==== Given records ====

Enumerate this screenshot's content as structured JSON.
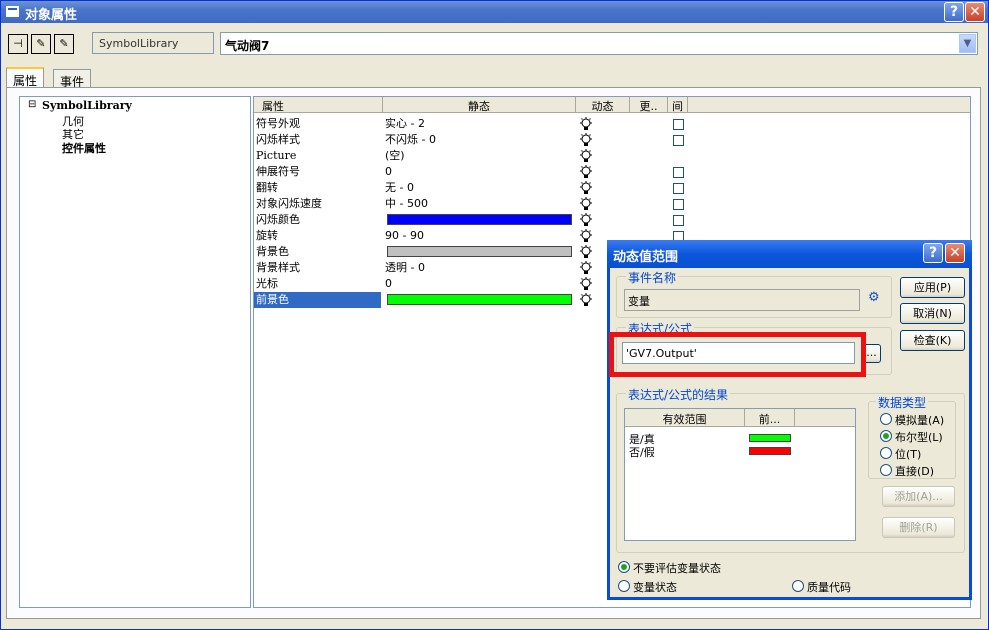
{
  "window": {
    "title": "对象属性"
  },
  "toolbar": {
    "pin_label": "⊣¤",
    "lib_name": "SymbolLibrary",
    "object_name": "气动阀7"
  },
  "tabs": [
    {
      "label": "属性"
    },
    {
      "label": "事件"
    }
  ],
  "tree": {
    "root": "SymbolLibrary",
    "root_toggle": "⊟",
    "children": [
      {
        "label": "几何"
      },
      {
        "label": "其它"
      },
      {
        "label": "控件属性"
      }
    ]
  },
  "grid": {
    "headers": {
      "property": "属性",
      "static": "静态",
      "dynamic": "动态",
      "update": "更..",
      "indirect": "间"
    },
    "rows": [
      {
        "name": "符号外观",
        "value": "实心 - 2"
      },
      {
        "name": "闪烁样式",
        "value": "不闪烁 - 0"
      },
      {
        "name": "Picture",
        "value": "(空)"
      },
      {
        "name": "伸展符号",
        "value": "0"
      },
      {
        "name": "翻转",
        "value": "无 - 0"
      },
      {
        "name": "对象闪烁速度",
        "value": "中 - 500"
      },
      {
        "name": "闪烁颜色",
        "value": "",
        "color": "#0000ff"
      },
      {
        "name": "旋转",
        "value": "90 - 90"
      },
      {
        "name": "背景色",
        "value": "",
        "color": "#c0c0c0"
      },
      {
        "name": "背景样式",
        "value": "透明 - 0"
      },
      {
        "name": "光标",
        "value": "0"
      },
      {
        "name": "前景色",
        "value": "",
        "color": "#00ff00"
      }
    ]
  },
  "dialog": {
    "title": "动态值范围",
    "event_group": "事件名称",
    "event_value": "变量",
    "expr_group": "表达式/公式",
    "expr_value": "'GV7.Output'",
    "browse_label": "...",
    "result_group": "表达式/公式的结果",
    "result_headers": {
      "range": "有效范围",
      "fore": "前..."
    },
    "results": [
      {
        "label": "是/真",
        "color": "#00ff00"
      },
      {
        "label": "否/假",
        "color": "#ff0000"
      }
    ],
    "buttons": {
      "apply": "应用(P)",
      "cancel": "取消(N)",
      "check": "检查(K)",
      "add": "添加(A)...",
      "delete": "删除(R)"
    },
    "datatype_group": "数据类型",
    "datatypes": [
      {
        "label": "模拟量(A)",
        "selected": false
      },
      {
        "label": "布尔型(L)",
        "selected": true
      },
      {
        "label": "位(T)",
        "selected": false
      },
      {
        "label": "直接(D)",
        "selected": false
      }
    ],
    "eval": {
      "no_eval": "不要评估变量状态",
      "var_status": "变量状态",
      "quality_code": "质量代码"
    }
  },
  "colors": {
    "highlight_box": "#ee1111",
    "selected_row": "#316ac5"
  }
}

====

◆ **Given instruction**:
Say how many lines in this material hold "SymbolLibrary", and say nothing else.

◆ **Written solution**:
2